(Recorded data)
-- Start --

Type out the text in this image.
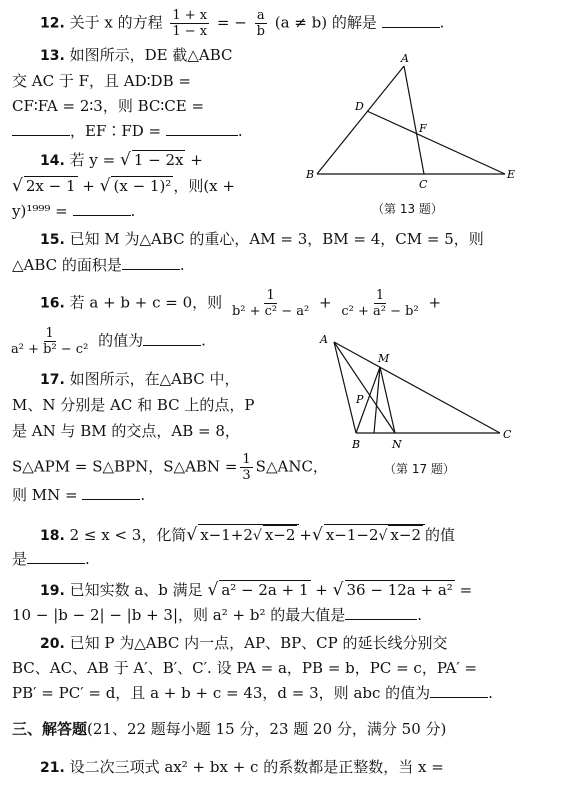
12. 关于 x 的方程 $\frac{1 + x}{1 - x}$ = − $\frac{a}{b} (a \ne b)$ 的解是	.
13. 如图所示，DE 截△ABC
交 AC 于 F，且 AD∶DB =
CF∶FA = 2∶3，则 BC∶CE =
，EF∶FD =	.
A
D
F
B
C
E
（第 13 题）
14. 若 y = √ 1 − 2x +
√ 2x − 1 + √ (x − 1)² ，则(x +
y)¹⁹⁹⁹ =	.
15. 已知 M 为△ABC 的重心，AM = 3，BM = 4，CM = 5，则
△ABC 的面积是	.
16. 若 a + b + c = 0，则 $\frac{1}{\text{b² + c² − a²}} + \frac{1}{\text{c² + a² − b²}}$ +
$\frac{1}{\text{a² + b² − c²}}$ 的值为	.
17. 如图所示，在△ABC 中，
M、N 分别是 AC 和 BC 上的点，P
是 AN 与 BM 的交点，AB = 8，
S△APM = S△BPN，S△ABN = $\frac{1}{3}$ S△ANC，
则 MN =	.
A
M
P
B	N
C
（第 17 题）
18. 2 ≤ x < 3，化简√ x−1+2√ x−2 +√ x−1−2√ x−2 的值
是	.
19. 已知实数 a、b 满足 √ a² − 2a + 1 + √ 36 − 12a + a² =
10 − |b − 2| − |b + 3|，则 a² + b² 的最大值是	.
20. 已知 P 为△ABC 内一点，AP、BP、CP 的延长线分别交
BC、AC、AB 于 A′、B′、C′. 设 PA = a，PB = b，PC = c，PA′ =
PB′ = PC′ = d，且 a + b + c = 43，d = 3，则 abc 的值为	.
三、解答题(21、22 题每小题 15 分，23 题 20 分，满分 50 分)
21. 设二次三项式 ax² + bx + c 的系数都是正整数，当 x =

-- End --

- _What you have to do_
In your copy of the listing above, reproduce each line exactly and omit all pictures.

- _Solution for this problem_
Type out the text in this image.
12. 关于 x 的方程 $\frac{1 + x}{1 - x}$ = − $\frac{a}{b} (a \ne b)$ 的解是	.
13. 如图所示，DE 截△ABC
交 AC 于 F，且 AD∶DB =
CF∶FA = 2∶3，则 BC∶CE =
，EF∶FD =	.
A
D
F
B
C
E
（第 13 题）
14. 若 y = √ 1 − 2x +
√ 2x − 1 + √ (x − 1)² ，则(x +
y)¹⁹⁹⁹ =	.
15. 已知 M 为△ABC 的重心，AM = 3，BM = 4，CM = 5，则
△ABC 的面积是	.
16. 若 a + b + c = 0，则 $\frac{1}{\text{b² + c² − a²}} + \frac{1}{\text{c² + a² − b²}}$ +
$\frac{1}{\text{a² + b² − c²}}$ 的值为	.
17. 如图所示，在△ABC 中，
M、N 分别是 AC 和 BC 上的点，P
是 AN 与 BM 的交点，AB = 8，
S△APM = S△BPN，S△ABN = $\frac{1}{3}$ S△ANC，
则 MN =	.
A
M
P
B	N
C
（第 17 题）
18. 2 ≤ x < 3，化简√ x−1+2√ x−2 +√ x−1−2√ x−2 的值
是	.
19. 已知实数 a、b 满足 √ a² − 2a + 1 + √ 36 − 12a + a² =
10 − |b − 2| − |b + 3|，则 a² + b² 的最大值是	.
20. 已知 P 为△ABC 内一点，AP、BP、CP 的延长线分别交
BC、AC、AB 于 A′、B′、C′. 设 PA = a，PB = b，PC = c，PA′ =
PB′ = PC′ = d，且 a + b + c = 43，d = 3，则 abc 的值为	.
三、解答题(21、22 题每小题 15 分，23 题 20 分，满分 50 分)
21. 设二次三项式 ax² + bx + c 的系数都是正整数，当 x =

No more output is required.